Copy each line in the data that includes the word "intelectual".

+--

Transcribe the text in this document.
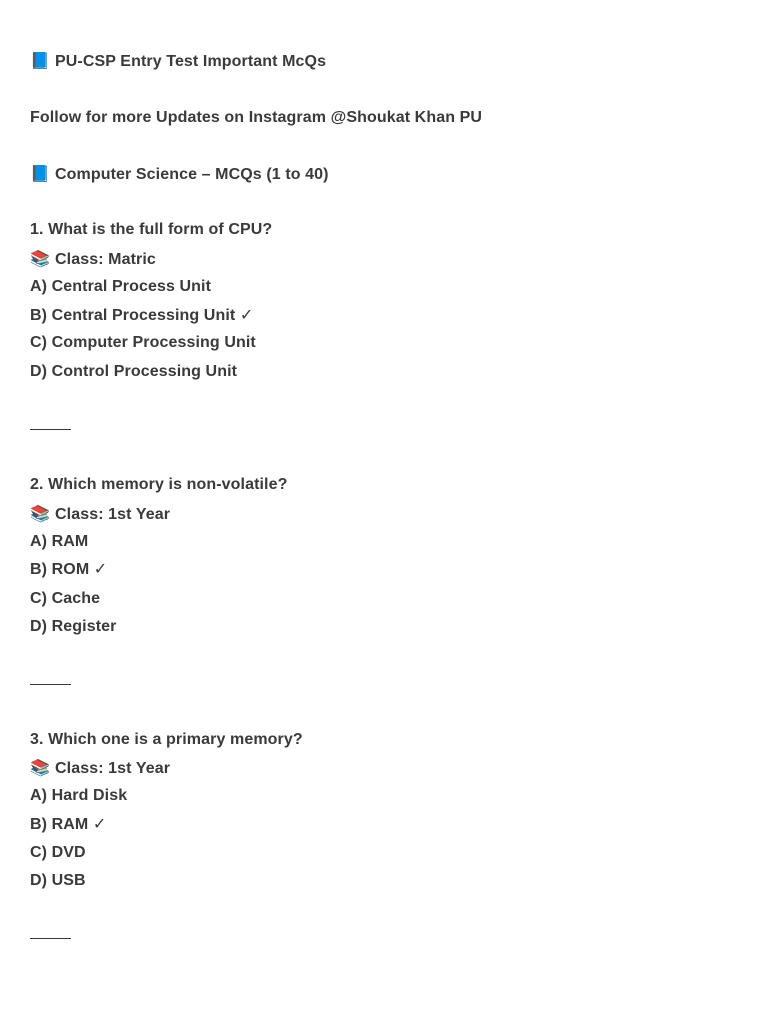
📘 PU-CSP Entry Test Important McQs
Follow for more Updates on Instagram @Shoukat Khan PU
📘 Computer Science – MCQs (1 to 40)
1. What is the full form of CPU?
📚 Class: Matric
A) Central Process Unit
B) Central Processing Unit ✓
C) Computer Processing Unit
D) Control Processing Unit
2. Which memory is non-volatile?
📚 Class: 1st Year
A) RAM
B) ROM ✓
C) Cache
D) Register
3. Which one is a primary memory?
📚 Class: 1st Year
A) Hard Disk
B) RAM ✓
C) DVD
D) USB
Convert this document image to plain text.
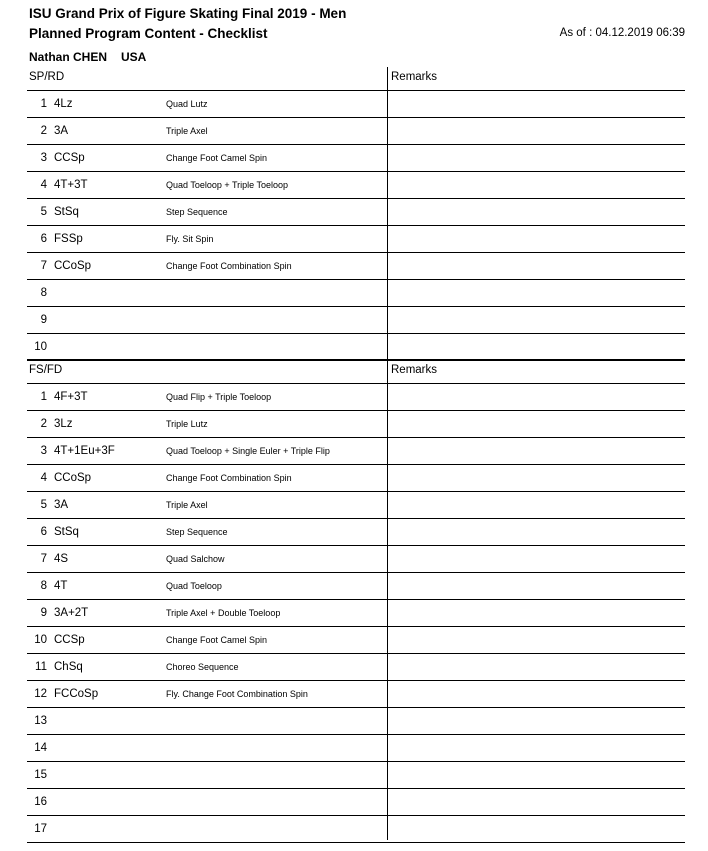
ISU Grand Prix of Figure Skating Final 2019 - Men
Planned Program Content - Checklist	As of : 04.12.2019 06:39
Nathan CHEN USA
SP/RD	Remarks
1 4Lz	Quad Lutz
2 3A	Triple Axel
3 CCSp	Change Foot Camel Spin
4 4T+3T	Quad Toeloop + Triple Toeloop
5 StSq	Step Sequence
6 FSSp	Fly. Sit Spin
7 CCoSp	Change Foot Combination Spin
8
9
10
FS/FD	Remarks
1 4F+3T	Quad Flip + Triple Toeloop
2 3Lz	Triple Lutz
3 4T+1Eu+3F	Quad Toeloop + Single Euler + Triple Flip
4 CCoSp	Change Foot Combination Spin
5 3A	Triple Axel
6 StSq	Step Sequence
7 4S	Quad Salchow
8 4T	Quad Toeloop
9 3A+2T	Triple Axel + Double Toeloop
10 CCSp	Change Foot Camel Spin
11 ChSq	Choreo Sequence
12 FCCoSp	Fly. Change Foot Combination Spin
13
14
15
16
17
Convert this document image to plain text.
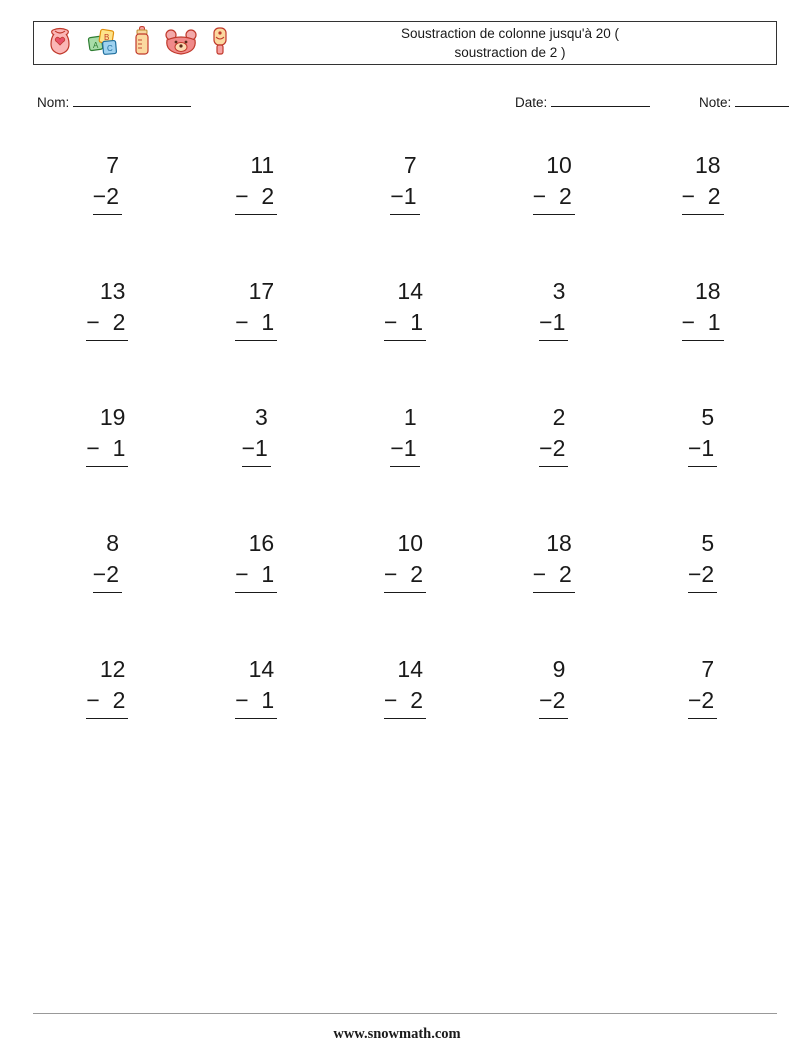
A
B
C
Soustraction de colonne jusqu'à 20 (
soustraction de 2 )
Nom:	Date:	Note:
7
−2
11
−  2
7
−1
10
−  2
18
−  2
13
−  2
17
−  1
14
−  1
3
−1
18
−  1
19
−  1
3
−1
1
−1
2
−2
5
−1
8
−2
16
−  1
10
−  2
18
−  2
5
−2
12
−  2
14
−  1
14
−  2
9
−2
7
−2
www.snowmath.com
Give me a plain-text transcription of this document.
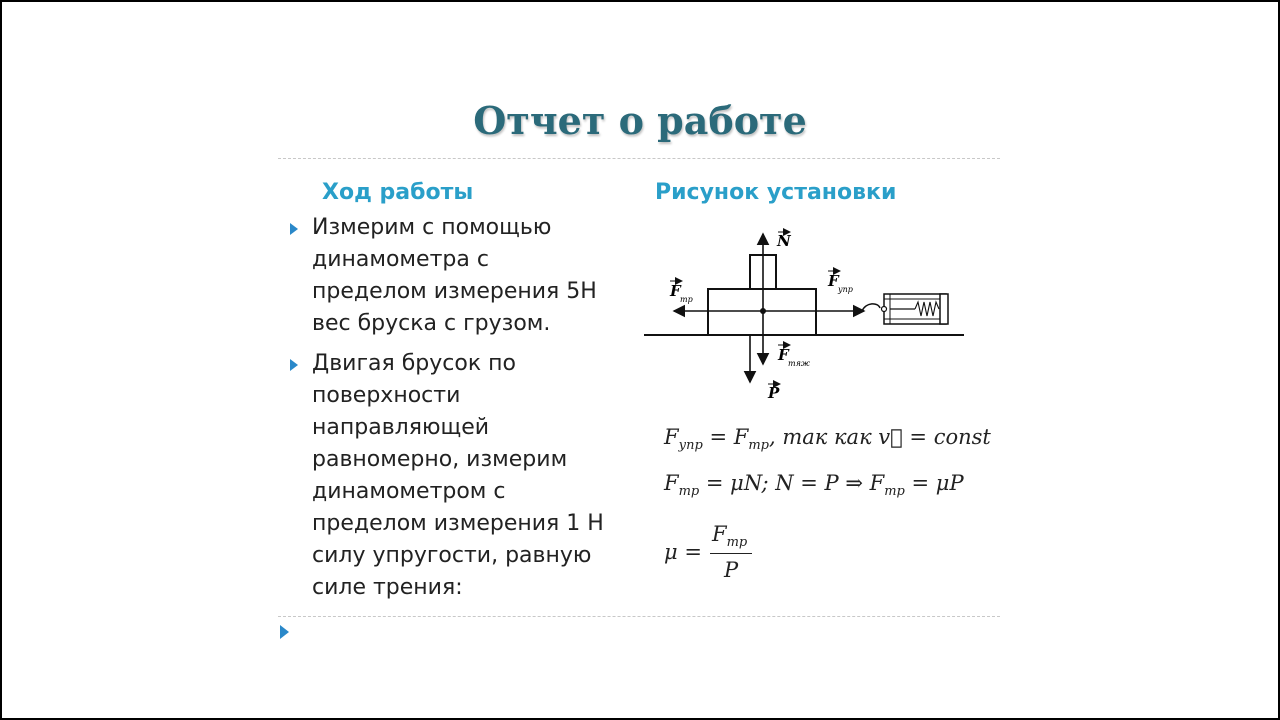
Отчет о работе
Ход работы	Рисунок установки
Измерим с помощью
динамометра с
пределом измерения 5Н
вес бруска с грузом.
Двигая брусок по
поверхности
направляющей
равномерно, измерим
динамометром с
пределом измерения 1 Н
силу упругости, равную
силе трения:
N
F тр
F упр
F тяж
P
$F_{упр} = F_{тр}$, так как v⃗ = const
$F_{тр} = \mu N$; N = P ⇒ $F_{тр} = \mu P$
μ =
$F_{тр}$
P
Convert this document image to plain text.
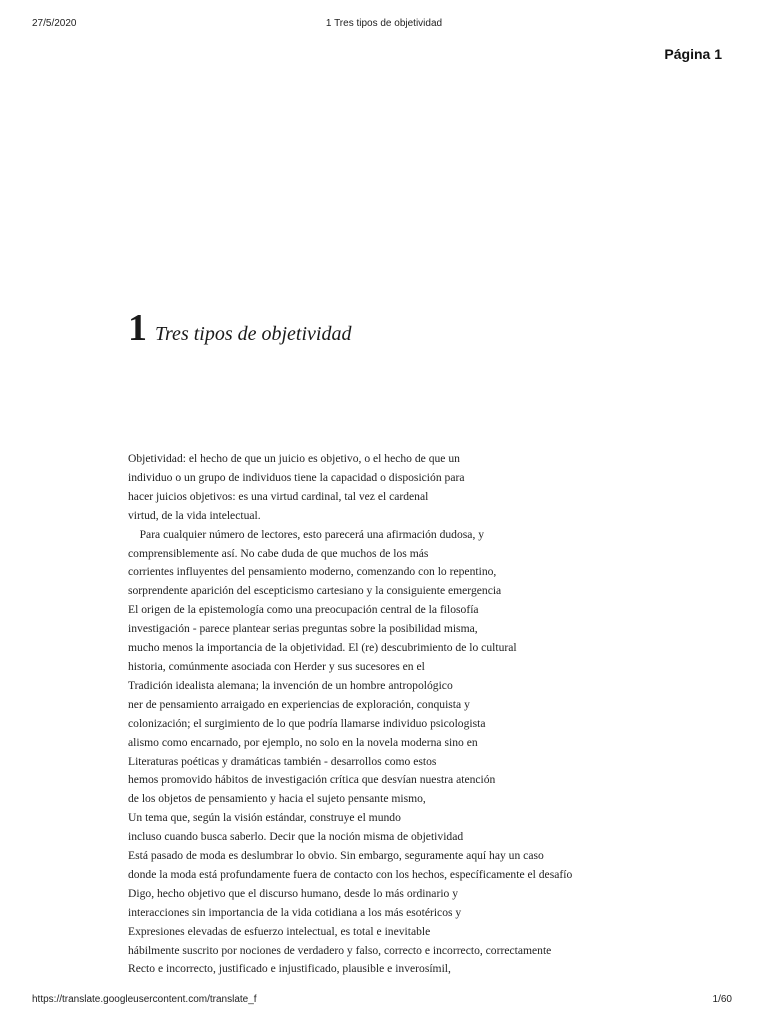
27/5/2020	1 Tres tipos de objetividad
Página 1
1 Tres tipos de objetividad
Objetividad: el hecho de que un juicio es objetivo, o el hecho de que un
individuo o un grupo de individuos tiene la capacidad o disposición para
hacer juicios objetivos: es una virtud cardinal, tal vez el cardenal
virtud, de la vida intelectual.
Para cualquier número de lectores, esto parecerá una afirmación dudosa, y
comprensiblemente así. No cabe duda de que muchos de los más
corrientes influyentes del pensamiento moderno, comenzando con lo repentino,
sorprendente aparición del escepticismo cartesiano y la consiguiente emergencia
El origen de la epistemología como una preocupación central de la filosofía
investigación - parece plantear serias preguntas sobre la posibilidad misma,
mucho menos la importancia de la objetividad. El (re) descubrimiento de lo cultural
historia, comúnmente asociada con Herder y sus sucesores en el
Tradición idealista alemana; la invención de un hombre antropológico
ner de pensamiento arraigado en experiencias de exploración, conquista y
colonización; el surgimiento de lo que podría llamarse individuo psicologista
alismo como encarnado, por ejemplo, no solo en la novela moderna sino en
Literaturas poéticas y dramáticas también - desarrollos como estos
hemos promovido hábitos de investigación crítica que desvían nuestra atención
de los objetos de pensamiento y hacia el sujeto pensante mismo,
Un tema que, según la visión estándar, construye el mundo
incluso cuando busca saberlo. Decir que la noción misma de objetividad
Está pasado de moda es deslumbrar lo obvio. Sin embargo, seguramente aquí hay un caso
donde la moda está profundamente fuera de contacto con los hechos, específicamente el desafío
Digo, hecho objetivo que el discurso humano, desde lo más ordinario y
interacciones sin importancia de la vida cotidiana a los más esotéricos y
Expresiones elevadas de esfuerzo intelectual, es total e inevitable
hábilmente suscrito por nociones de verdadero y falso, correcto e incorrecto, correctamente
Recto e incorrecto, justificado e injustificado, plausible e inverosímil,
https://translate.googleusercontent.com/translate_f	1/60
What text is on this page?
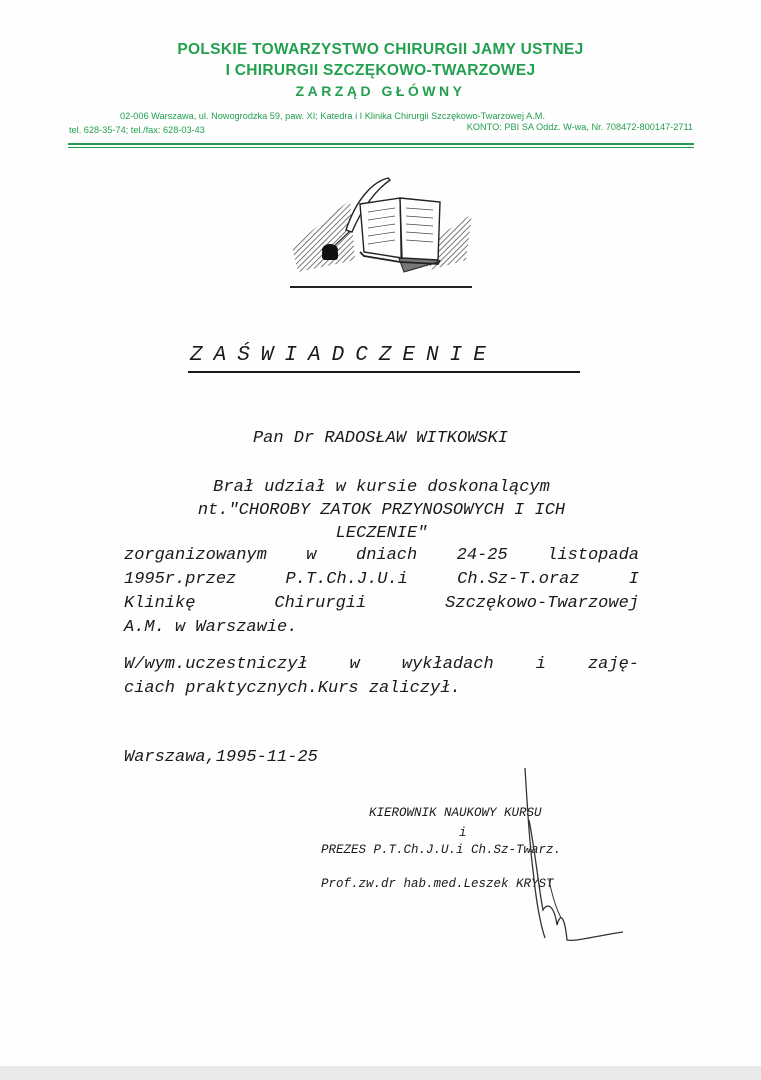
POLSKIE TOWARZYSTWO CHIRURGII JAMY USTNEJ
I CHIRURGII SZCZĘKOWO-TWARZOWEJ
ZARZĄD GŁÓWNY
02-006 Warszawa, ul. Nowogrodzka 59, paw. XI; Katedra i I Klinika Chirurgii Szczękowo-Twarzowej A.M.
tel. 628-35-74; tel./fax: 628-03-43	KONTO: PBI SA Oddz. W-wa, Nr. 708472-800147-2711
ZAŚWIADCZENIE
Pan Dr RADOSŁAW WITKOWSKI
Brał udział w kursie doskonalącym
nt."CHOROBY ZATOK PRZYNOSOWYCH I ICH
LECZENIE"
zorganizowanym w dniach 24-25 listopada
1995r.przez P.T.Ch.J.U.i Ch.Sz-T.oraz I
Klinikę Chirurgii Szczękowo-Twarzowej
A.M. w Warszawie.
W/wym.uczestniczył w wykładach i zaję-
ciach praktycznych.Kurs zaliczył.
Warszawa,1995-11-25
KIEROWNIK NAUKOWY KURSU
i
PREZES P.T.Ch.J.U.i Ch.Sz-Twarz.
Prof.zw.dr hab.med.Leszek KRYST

+--

COMPLETE RESPONSE:
virtud, de la vida intelectual.
Expresiones elevadas de esfuerzo intelectual, es total e inevitable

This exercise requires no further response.